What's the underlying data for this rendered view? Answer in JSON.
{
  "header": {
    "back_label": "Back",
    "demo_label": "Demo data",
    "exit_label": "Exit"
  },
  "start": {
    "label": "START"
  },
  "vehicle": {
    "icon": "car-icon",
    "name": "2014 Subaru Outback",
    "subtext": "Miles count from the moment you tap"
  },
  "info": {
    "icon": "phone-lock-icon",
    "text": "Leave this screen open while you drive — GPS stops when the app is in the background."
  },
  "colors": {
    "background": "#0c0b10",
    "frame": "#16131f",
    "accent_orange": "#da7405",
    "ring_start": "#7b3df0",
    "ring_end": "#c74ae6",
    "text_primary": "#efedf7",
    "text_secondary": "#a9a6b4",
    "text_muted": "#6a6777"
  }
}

**What needs to be done:**
Could you quote the material above in full, exactly as it stands?

**Reply:**
What's the underlying data for this rendered view? Answer in JSON.
{
  "header": {
    "back_label": "Back",
    "demo_label": "Demo data",
    "exit_label": "Exit"
  },
  "start": {
    "label": "START"
  },
  "vehicle": {
    "icon": "car-icon",
    "name": "2014 Subaru Outback",
    "subtext": "Miles count from the moment you tap"
  },
  "info": {
    "icon": "phone-lock-icon",
    "text": "Leave this screen open while you drive — GPS stops when the app is in the background."
  },
  "colors": {
    "background": "#0c0b10",
    "frame": "#16131f",
    "accent_orange": "#da7405",
    "ring_start": "#7b3df0",
    "ring_end": "#c74ae6",
    "text_primary": "#efedf7",
    "text_secondary": "#a9a6b4",
    "text_muted": "#6a6777"
  }
}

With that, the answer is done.